(Dataset items)
◇ ◇ ◇ ◇
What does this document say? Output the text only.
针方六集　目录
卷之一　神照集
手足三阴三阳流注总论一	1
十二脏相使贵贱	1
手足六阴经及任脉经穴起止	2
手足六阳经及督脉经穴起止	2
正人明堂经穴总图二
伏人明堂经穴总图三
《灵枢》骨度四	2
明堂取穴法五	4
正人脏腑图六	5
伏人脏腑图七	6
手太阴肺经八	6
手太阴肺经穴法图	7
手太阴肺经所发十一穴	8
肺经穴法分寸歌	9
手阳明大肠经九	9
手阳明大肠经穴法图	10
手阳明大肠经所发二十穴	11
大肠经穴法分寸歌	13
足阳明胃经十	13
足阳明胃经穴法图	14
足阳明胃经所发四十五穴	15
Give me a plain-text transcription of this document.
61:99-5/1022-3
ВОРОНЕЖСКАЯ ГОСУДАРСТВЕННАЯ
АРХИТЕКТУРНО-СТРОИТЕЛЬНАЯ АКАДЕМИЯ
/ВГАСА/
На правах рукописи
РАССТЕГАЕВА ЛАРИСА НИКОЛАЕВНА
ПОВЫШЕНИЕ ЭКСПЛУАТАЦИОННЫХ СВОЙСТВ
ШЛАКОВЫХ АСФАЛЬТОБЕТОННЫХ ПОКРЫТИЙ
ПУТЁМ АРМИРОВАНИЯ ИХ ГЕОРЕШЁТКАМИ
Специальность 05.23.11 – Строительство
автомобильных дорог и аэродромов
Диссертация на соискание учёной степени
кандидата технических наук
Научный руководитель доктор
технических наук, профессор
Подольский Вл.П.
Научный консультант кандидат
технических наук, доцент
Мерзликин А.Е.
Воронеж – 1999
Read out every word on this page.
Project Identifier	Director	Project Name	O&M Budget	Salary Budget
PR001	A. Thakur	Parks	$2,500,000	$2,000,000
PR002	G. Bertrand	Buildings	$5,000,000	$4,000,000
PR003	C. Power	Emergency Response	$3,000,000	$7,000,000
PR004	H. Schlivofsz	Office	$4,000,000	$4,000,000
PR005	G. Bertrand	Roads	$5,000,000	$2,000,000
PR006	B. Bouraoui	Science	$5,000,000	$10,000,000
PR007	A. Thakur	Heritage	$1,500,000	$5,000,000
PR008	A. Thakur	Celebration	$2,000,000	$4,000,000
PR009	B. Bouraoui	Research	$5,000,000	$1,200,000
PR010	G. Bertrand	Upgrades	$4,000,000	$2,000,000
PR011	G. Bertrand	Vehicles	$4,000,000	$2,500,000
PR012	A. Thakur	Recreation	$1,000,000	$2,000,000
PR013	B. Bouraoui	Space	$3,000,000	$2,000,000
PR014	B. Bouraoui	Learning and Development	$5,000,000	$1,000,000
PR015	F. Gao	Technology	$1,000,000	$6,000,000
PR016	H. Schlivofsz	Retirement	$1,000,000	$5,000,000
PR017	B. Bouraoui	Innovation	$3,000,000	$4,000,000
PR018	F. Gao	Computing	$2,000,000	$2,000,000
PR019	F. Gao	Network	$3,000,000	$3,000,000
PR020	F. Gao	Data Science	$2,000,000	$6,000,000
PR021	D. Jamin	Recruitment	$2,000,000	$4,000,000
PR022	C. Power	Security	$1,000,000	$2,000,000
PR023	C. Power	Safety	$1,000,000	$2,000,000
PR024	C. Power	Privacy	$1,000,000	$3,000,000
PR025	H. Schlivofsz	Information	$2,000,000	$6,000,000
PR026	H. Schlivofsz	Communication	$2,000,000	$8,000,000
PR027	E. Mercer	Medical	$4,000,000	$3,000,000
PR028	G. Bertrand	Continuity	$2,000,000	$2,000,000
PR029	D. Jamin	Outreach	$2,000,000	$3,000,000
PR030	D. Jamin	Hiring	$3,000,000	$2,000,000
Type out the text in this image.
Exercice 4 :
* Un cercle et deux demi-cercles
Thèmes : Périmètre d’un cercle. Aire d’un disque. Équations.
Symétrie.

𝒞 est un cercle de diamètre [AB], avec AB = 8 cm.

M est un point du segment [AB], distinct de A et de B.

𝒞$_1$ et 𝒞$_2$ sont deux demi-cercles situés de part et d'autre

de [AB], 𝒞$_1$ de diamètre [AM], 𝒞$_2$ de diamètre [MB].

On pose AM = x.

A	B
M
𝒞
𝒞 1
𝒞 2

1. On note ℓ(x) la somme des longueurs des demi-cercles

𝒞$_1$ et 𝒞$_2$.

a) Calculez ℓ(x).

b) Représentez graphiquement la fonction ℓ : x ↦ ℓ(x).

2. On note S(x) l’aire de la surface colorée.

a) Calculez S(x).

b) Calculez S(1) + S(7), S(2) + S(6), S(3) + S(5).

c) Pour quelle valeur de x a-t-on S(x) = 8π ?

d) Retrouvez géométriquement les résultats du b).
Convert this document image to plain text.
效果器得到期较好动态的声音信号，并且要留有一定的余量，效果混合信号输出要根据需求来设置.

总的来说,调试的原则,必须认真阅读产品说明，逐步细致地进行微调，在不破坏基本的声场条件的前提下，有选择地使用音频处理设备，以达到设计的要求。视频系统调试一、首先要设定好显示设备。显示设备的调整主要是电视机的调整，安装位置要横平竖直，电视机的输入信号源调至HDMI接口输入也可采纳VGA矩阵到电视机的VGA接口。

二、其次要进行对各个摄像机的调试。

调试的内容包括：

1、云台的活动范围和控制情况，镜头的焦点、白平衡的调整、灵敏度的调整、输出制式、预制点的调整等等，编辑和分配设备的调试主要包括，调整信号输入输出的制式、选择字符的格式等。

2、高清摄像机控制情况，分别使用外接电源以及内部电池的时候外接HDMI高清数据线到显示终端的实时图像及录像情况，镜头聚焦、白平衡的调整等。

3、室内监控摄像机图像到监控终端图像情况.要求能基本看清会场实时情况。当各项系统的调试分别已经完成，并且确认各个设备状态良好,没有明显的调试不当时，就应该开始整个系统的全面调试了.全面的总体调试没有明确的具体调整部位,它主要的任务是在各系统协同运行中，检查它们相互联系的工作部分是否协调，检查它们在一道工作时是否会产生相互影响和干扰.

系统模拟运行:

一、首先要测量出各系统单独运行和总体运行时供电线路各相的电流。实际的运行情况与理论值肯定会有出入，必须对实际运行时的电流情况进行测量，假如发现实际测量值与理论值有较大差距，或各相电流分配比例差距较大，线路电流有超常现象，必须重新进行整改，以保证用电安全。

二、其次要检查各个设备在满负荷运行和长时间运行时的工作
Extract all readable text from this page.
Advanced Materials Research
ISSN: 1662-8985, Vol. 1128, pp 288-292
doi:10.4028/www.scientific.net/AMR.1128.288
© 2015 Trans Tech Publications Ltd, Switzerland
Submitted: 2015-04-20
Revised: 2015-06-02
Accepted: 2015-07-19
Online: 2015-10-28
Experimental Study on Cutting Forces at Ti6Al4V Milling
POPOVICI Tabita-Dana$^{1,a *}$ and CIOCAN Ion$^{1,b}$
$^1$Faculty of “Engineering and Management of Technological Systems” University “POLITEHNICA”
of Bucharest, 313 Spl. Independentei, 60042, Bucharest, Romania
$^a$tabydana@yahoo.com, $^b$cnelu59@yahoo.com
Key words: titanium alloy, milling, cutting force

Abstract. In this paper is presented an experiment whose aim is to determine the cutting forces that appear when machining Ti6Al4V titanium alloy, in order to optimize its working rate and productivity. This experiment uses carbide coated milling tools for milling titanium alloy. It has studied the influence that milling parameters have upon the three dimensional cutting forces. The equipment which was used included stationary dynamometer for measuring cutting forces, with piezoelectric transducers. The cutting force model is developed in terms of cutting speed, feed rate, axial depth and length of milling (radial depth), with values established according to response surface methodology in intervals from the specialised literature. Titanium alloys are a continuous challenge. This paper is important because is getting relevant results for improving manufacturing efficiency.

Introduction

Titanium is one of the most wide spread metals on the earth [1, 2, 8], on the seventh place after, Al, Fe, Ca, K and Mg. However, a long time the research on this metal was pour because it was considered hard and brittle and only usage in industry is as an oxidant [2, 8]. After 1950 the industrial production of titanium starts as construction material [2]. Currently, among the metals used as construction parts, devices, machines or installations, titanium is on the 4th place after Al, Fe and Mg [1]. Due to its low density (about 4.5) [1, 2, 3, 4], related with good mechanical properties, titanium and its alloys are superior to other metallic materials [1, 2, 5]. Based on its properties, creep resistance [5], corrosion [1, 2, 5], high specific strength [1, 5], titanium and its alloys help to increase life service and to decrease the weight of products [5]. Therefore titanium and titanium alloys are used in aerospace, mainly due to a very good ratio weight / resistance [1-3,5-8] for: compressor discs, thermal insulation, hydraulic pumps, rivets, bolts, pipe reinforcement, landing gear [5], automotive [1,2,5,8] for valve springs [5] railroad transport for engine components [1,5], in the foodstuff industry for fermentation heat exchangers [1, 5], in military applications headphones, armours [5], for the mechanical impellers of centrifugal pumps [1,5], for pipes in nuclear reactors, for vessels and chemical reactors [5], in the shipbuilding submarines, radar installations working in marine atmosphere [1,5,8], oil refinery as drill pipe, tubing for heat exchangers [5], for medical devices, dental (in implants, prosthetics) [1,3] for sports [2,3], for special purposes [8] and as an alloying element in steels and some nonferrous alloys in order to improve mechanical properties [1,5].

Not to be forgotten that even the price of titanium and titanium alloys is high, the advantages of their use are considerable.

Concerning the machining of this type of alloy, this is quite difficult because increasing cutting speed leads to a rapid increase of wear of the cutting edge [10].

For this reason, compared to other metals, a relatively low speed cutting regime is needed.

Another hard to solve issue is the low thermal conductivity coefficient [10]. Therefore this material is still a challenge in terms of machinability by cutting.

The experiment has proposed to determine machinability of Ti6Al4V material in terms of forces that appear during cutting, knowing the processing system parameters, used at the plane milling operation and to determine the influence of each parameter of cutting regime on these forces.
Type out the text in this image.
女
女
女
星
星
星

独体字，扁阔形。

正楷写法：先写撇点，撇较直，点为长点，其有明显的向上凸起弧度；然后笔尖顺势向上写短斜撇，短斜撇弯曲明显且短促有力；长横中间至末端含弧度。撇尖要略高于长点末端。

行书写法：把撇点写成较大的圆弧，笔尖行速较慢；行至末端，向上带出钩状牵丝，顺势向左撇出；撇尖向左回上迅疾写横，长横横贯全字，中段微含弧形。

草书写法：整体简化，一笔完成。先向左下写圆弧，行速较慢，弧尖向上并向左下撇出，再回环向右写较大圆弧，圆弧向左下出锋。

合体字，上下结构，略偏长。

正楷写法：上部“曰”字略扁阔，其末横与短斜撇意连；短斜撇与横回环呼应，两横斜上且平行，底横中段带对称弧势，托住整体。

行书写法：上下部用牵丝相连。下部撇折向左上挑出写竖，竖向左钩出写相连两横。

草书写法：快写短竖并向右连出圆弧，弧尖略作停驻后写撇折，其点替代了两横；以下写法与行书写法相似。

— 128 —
◇ ◇ ◇ ◇
**TASK INSTRUCTIONS:** Show every line from the listing above in which the string "Jamin" appears.

**EXERCISE SOLUTION:**
PR021	D. Jamin	Recruitment	$2,000,000	$4,000,000
PR029	D. Jamin	Outreach	$2,000,000	$3,000,000
PR030	D. Jamin	Hiring	$3,000,000	$2,000,000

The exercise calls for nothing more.